*What you are asked to do:* Extract the lines that hold the string "purpose".

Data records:

** BEGIN **

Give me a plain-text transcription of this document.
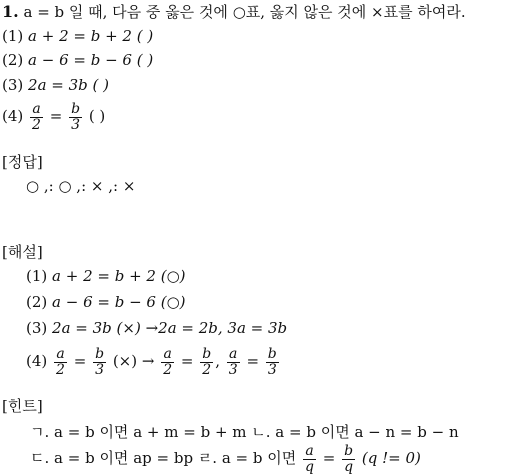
1. a = b 일 때, 다음 중 옳은 것에 ○표, 옳지 않은 것에 ×표를 하여라.
(1) a + 2 = b + 2 ( )
(2) a − 6 = b − 6 ( )
(3) 2a = 3b ( )
$(4) \frac{a}{2} = \frac{b}{3}$ ( )
[정답]
○ ,: ○ ,: × ,: ×
[해설]
(1) a + 2 = b + 2 (○)
(2) a − 6 = b − 6 (○)
(3) 2a = 3b (×) →2a = 2b, 3a = 3b
$(4) \frac{a}{2} = \frac{b}{3}$ (×) → $\frac{a}{2} = \frac{b}{2}$ , $\frac{a}{3} = \frac{b}{3}$
[힌트]
ㄱ. a = b 이면 a + m = b + m ㄴ. a = b 이면 a − n = b − n
ㄷ. a = b 이면 ap = bp ㄹ. a = b 이면 $\frac{a}{q} = \frac{b}{q} (q$ != 0)
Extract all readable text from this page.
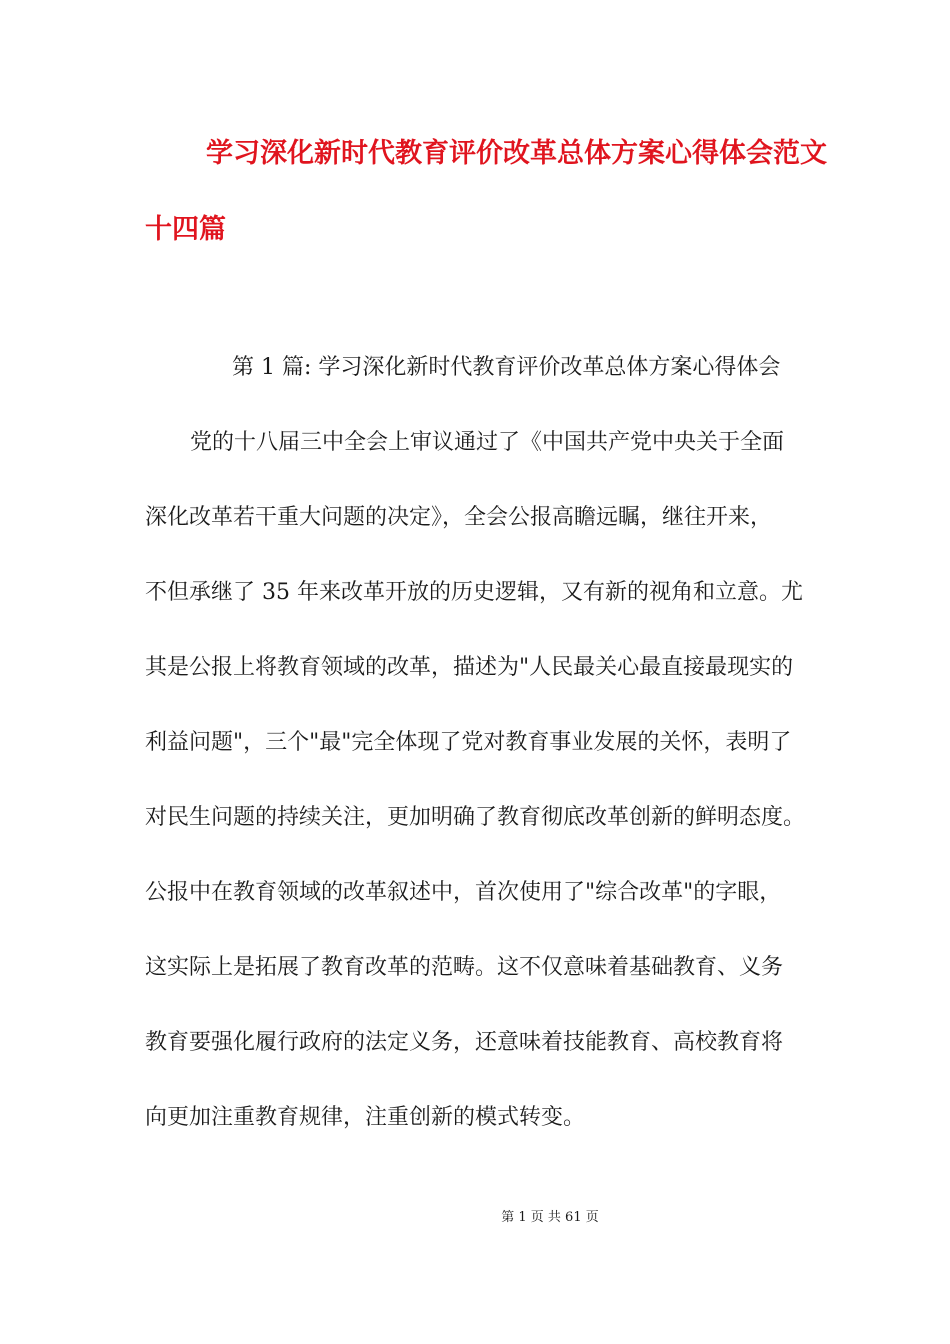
学习深化新时代教育评价改革总体方案心得体会范文
十四篇
第 1 篇: 学习深化新时代教育评价改革总体方案心得体会
党的十八届三中全会上审议通过了《中国共产党中央关于全面
深化改革若干重大问题的决定》，全会公报高瞻远瞩，继往开来，
不但承继了 35 年来改革开放的历史逻辑，又有新的视角和立意。尤
其是公报上将教育领域的改革，描述为"人民最关心最直接最现实的
利益问题"，三个"最"完全体现了党对教育事业发展的关怀，表明了
对民生问题的持续关注，更加明确了教育彻底改革创新的鲜明态度。
公报中在教育领域的改革叙述中，首次使用了"综合改革"的字眼，
这实际上是拓展了教育改革的范畴。这不仅意味着基础教育、义务
教育要强化履行政府的法定义务，还意味着技能教育、高校教育将
向更加注重教育规律，注重创新的模式转变。
第 1 页 共 61 页
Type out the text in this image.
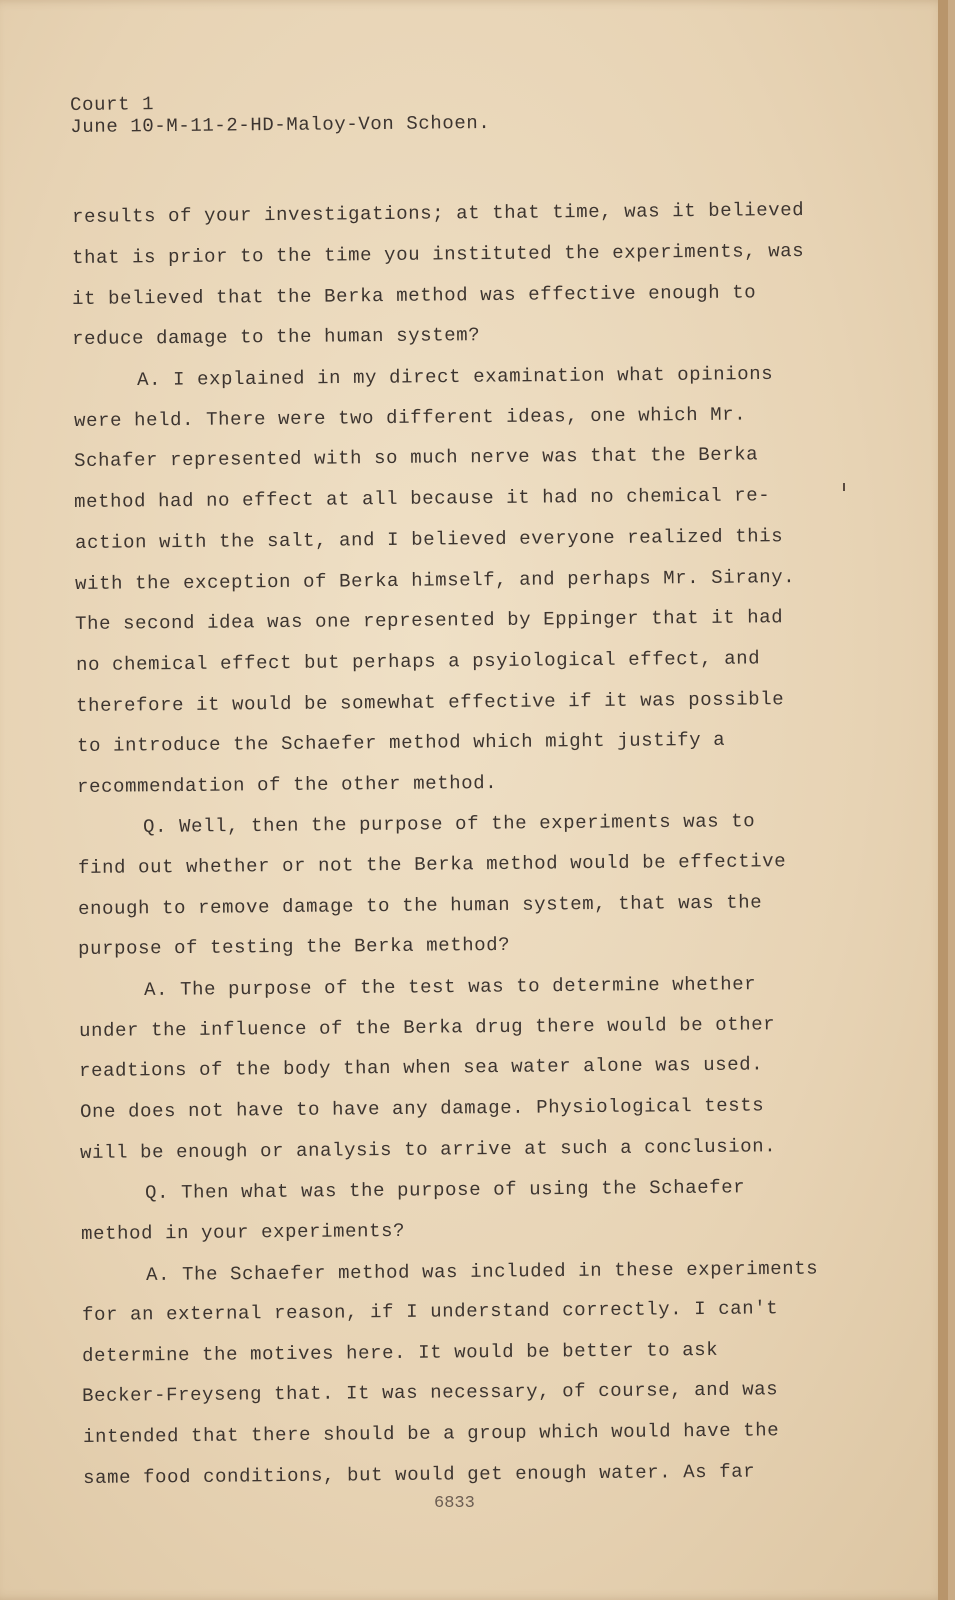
Court 1
June 10-M-11-2-HD-Maloy-Von Schoen.
results of your investigations; at that time, was it believed
that is prior to the time you instituted the experiments, was
it believed that the Berka method was effective enough to
reduce damage to the human system?
A. I explained in my direct examination what opinions
were held. There were two different ideas, one which Mr.
Schafer represented with so much nerve was that the Berka
method had no effect at all because it had no chemical re-
action with the salt, and I believed everyone realized this
with the exception of Berka himself, and perhaps Mr. Sirany.
The second idea was one represented by Eppinger that it had
no chemical effect but perhaps a psyiological effect, and
therefore it would be somewhat effective if it was possible
to introduce the Schaefer method which might justify a
recommendation of the other method.
Q. Well, then the purpose of the experiments was to
find out whether or not the Berka method would be effective
enough to remove damage to the human system, that was the
purpose of testing the Berka method?
A. The purpose of the test was to determine whether
under the influence of the Berka drug there would be other
readtions of the body than when sea water alone was used.
One does not have to have any damage. Physiological tests
will be enough or analysis to arrive at such a conclusion.
Q. Then what was the purpose of using the Schaefer
method in your experiments?
A. The Schaefer method was included in these experiments
for an external reason, if I understand correctly. I can't
determine the motives here. It would be better to ask
Becker-Freyseng that. It was necessary, of course, and was
intended that there should be a group which would have the
same food conditions, but would get enough water. As far
6833
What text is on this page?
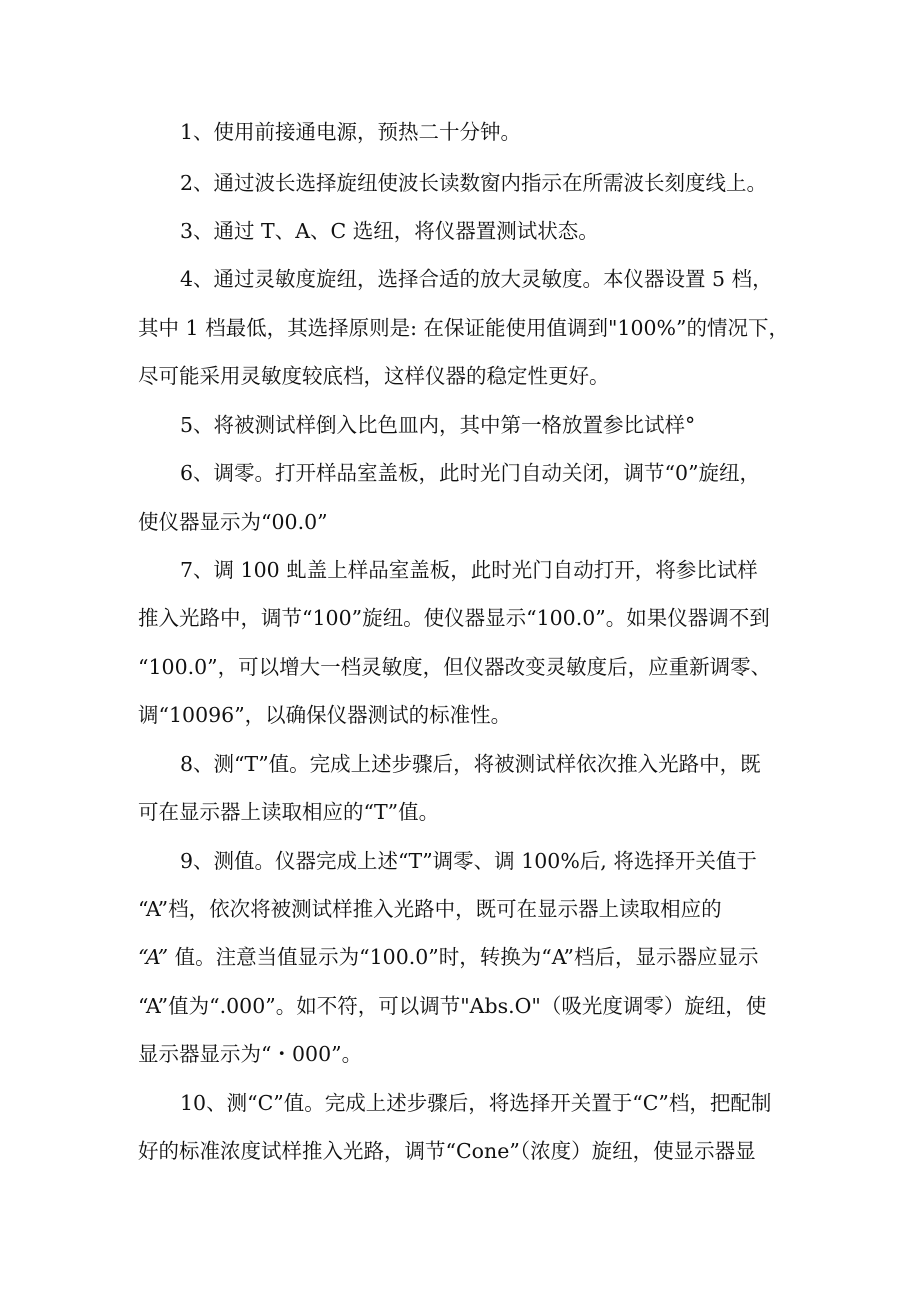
1、使用前接通电源，预热二十分钟。
2、通过波长选择旋纽使波长读数窗内指示在所需波长刻度线上。
3、通过 T、A、C 选纽，将仪器置测试状态。
4、通过灵敏度旋纽，选择合适的放大灵敏度。本仪器设置 5 档，
其中 1 档最低，其选择原则是: 在保证能使用值调到"100%”的情况下，
尽可能采用灵敏度较底档，这样仪器的稳定性更好。
5、将被测试样倒入比色皿内，其中第一格放置参比试样°
6、调零。打开样品室盖板，此时光门自动关闭，调节“0”旋纽，
使仪器显示为“00.0”
7、调 100 虬盖上样品室盖板，此时光门自动打开，将参比试样
推入光路中，调节“100”旋纽。使仪器显示“100.0”。如果仪器调不到
“100.0”，可以增大一档灵敏度，但仪器改变灵敏度后，应重新调零、
调“10096”，以确保仪器测试的标准性。
8、测“T”值。完成上述步骤后，将被测试样依次推入光路中，既
可在显示器上读取相应的“T”值。
9、测值。仪器完成上述“T”调零、调 100%后, 将选择开关值于
“A”档，依次将被测试样推入光路中，既可在显示器上读取相应的
“A” 值。注意当值显示为“100.0”时，转换为“A”档后，显示器应显示
“A”值为“.000”。如不符，可以调节"Abs.O"（吸光度调零）旋纽，使
显示器显示为“・000”。
10、测“C”值。完成上述步骤后，将选择开关置于“C”档，把配制
好的标准浓度试样推入光路，调节“Cone”（浓度）旋纽，使显示器显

** END **

*Answer to the task:*
Q. Well, then the purpose of the experiments was to
purpose of testing the Berka method?
A. The purpose of the test was to determine whether
Q. Then what was the purpose of using the Schaefer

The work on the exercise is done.